──────── Information shown ────────
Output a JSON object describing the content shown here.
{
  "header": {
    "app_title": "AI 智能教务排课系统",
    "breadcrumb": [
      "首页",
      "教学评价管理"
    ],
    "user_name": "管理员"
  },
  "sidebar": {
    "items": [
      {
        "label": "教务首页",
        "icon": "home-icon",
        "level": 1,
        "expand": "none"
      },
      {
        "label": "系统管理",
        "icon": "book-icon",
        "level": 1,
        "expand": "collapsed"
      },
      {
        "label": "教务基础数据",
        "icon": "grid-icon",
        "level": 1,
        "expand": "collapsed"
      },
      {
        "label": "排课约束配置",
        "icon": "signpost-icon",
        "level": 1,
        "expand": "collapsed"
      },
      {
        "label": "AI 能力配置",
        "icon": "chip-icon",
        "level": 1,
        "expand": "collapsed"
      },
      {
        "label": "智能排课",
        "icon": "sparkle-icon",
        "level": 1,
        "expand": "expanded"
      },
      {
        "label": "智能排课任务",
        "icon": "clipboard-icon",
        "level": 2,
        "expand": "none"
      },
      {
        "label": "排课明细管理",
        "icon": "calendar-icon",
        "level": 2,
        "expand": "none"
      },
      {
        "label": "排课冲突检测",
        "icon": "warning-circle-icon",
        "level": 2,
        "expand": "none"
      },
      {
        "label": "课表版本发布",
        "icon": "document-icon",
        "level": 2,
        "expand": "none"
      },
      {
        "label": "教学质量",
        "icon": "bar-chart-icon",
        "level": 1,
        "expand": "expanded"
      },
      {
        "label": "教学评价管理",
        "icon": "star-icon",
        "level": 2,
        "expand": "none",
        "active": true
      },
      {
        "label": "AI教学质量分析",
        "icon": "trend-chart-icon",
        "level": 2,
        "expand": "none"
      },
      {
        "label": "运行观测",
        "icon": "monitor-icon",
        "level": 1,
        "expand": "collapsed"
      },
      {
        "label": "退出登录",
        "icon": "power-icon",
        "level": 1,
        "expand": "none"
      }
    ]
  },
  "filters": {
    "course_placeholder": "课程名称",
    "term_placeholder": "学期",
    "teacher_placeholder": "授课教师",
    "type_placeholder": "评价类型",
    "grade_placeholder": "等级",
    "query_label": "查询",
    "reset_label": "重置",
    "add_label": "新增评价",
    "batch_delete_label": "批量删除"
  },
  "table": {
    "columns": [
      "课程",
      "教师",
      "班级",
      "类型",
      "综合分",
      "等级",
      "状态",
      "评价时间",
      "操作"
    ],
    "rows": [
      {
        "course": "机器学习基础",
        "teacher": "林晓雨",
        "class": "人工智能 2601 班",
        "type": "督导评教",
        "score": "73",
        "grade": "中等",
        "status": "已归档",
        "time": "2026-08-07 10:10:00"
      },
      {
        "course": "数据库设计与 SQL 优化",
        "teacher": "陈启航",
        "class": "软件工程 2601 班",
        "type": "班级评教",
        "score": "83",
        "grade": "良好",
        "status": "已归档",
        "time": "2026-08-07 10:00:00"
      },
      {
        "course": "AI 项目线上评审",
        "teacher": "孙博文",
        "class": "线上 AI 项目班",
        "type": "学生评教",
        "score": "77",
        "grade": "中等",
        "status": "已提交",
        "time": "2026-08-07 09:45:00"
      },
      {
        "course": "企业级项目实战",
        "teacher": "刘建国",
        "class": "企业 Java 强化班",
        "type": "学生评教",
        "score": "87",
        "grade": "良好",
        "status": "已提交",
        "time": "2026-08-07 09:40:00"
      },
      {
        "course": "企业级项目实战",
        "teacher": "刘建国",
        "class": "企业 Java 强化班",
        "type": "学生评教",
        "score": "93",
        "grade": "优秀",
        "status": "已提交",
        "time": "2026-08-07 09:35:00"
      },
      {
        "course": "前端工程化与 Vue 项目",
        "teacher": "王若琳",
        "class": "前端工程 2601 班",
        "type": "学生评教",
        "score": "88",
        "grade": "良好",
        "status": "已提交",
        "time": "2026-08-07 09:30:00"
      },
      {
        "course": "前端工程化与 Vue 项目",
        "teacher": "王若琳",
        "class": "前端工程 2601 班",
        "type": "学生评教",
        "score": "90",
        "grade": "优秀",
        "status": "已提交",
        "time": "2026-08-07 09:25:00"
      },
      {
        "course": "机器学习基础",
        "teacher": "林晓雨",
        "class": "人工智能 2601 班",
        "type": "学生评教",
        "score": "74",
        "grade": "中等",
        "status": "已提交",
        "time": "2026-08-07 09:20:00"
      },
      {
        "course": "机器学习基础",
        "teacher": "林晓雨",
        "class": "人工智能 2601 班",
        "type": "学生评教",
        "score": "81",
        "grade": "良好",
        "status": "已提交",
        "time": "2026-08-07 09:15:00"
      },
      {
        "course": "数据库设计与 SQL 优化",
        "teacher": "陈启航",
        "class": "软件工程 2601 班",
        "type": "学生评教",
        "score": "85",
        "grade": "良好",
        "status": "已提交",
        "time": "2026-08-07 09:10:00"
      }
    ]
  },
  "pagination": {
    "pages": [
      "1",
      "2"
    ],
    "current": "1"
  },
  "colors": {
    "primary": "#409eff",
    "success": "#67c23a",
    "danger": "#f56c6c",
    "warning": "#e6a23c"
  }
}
────────
**Aim**. Filter the entries above down to the lines containing the word "time".

**The response**.
        "time": "2026-08-07 10:10:00"
        "time": "2026-08-07 10:00:00"
        "time": "2026-08-07 09:45:00"
        "time": "2026-08-07 09:40:00"
        "time": "2026-08-07 09:35:00"
        "time": "2026-08-07 09:30:00"
        "time": "2026-08-07 09:25:00"
        "time": "2026-08-07 09:20:00"
        "time": "2026-08-07 09:15:00"
        "time": "2026-08-07 09:10:00"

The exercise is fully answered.